Согласуются ли с отрывком об антипамятниках утверждения ниже? На каждое ответьте «да» или «нет» и приведите решающие слова отрывка дословной цитатой.
1. Памятник против фашизма в Харбурге установили в 1986 году.
2. Колонна этого памятника была сделана из бронзы.
3. Тимбукту неофициально называют Городом 333 святых.

# ФРАГМЕНТ ТЕКСТА
□ □ □

Лишь Вторая мировая война породила такое глубокое отвращение к прошлому, что в Германии начали – пусть и с опозданием – возводить антипамятники, как назвал их Джеймс Янг. Один из самых примечательных среди этой волны – Памятник против фашизма, созданный художниками Йохеном и Эшером Герцами для Харбурга, мрачного гамбургского пригорода. Установленный в 1986 году монумент представлял собой 12-метровую черную свинцовую колонну квадратного сечения, поэтапно забиваемую в землю. Художники приглашали зрителей расписаться на колонне, с тем чтобы «антипамятник не просто увековечивал антифашистский порыв, но и воплощал его, сокращая иерархический разрыв между предметом искусства и зрителем»{75}. Вскоре (как и следовало ожидать) памятник покрылся беспорядочными надписями – в основном в духе «здесь была Гертруда», но имелись и политические заявления как нео-, так и антифашистского характера. Самый провокационный аспект программы заключался в том, что, как только на досягаемой части колонны уже не оставалось места для записей, она уходила в землю, и постепенно этот самоуничижительный монумент должен был исчезнуть целиком, как и надлежит антипамятнику. Кроме того, поскольку погребение очередного фрагмента антифашистского памятника каждый раз приветствовали местные власти, пресса и представители общественности, авторы видели в этом наглядное выражение радости от того, что мучительные воспоминания о войне «уходят в землю». Как сказал Ницше: «Счастье всегда обеспечивается одним и тем же: способностью забывать»{76}.

Заведомо присущее антипамятникам иконоборчество представляет собой порождение вполне конкретного пространства и времени, сформированного модернистским порицанием монументальности и политической обстановкой послевоенной Европы. Однако гораздо чаще посягательства на памятники были и остаются несанкционированной, стихийной борьбой с официальной культурой. Протестантами, крушившими в XVI веке голландские церкви, двигали не только религиозные мотивы, но и политические – стремление проучить испанские католические власти.

Разрушение собора. Храм Христа Спасителя в Москве был взорван по приказу Сталина в 1931 году

Вера по-прежнему остается мощным двигателем оппозиционного вандализма, о чем свидетельствуют разрушенные мечети Мали. На момент написания этой главы политическая обстановка в стране (когда-то в равной мере обласканной неолибералами, гуманитарными организациями и поклонниками Запада) являет собой полную неразбериху. После военного переворота 2012 года почти всю северную часть Мали захватили при помощи оружия, полученного после падения режима Каддафи в Ливии, исламистские группировки и сепаратистски настроенные кочевники-туареги. За этот период, как неоднократно сообщалось в новостях, разрушению подверглись многие суфийские усыпальницы и захоронения – по некоторым подсчетам, свыше половины по всей стране. В Мали, где большинство мусульман относится именно к суфистам, эти усыпальницы имеют огромное значение, поскольку в суфизме святые и особо набожные личности обладают более тесной связью с Аллахом, чем простые смертные, поэтому при посещении усыпальницы или мавзолея, посвященного святому, у него можно попросить заступничества. В Тимбукту, носящем неофициальное название Города 333 святых, суфийских усыпальниц хватало в избытке, однако во время беспорядков 2012 года многие из них сровняли с землей, а два мавзолея при Джингереберской мечети крушили кирками.

□ □ □

# ИСХОДНЫЕ ДАННЫЕ

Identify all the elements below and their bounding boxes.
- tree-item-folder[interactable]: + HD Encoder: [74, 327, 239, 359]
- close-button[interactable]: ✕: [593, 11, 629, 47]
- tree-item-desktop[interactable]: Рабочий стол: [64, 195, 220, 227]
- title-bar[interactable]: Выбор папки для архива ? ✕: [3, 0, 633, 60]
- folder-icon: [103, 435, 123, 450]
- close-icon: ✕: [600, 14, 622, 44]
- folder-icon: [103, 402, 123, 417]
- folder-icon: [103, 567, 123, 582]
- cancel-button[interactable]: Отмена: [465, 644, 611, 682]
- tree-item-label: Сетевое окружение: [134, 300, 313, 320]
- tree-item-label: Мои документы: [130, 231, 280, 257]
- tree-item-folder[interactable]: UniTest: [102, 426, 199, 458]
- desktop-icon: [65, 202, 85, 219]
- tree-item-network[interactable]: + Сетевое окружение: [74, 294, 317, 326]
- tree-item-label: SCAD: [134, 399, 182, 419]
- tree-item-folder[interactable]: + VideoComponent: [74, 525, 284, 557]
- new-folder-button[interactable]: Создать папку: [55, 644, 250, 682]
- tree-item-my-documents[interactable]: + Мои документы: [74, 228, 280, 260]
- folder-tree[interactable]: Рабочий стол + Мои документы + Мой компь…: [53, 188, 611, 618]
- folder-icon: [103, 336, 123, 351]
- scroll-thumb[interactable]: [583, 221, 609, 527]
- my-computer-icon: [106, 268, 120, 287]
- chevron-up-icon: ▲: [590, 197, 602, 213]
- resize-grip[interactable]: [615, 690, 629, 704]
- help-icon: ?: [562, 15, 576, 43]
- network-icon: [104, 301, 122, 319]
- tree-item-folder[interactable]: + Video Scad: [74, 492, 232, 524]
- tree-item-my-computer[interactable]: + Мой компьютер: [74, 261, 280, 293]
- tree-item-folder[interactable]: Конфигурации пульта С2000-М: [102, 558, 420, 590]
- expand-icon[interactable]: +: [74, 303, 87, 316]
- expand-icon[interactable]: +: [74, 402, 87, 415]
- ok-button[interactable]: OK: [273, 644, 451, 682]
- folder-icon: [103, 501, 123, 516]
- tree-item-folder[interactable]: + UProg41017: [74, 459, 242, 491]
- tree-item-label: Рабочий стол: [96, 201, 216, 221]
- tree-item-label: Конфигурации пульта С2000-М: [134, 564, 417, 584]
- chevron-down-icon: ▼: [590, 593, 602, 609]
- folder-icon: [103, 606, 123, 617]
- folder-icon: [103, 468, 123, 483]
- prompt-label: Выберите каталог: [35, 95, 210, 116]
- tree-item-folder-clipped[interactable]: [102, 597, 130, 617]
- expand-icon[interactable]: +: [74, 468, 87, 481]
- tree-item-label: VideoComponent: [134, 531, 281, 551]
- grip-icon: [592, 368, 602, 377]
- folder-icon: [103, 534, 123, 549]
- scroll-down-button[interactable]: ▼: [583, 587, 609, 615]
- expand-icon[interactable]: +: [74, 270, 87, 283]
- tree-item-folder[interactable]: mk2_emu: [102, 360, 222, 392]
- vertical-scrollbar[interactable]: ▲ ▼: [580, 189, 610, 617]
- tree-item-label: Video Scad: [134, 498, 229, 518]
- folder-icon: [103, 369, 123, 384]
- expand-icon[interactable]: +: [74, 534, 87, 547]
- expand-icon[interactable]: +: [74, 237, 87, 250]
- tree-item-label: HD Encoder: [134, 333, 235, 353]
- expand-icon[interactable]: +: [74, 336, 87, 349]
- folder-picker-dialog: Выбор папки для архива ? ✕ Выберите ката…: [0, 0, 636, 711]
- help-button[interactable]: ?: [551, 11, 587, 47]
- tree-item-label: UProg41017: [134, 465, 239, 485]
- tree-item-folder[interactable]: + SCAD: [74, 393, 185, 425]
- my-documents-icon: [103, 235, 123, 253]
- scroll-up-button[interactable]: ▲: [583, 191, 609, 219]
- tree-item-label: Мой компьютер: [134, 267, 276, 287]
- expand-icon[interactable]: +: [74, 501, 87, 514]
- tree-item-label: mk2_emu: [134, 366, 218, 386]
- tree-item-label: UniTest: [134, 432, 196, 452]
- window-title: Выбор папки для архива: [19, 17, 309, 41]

□ □ □

# ОТВЕТ НА ЗАДАНИЕ
1. Да: «Установленный в 1986 году монумент».
2. Нет: «черную свинцовую колонну квадратного сечения».
3. Да: «В Тимбукту, носящем неофициальное название Города 333 святых».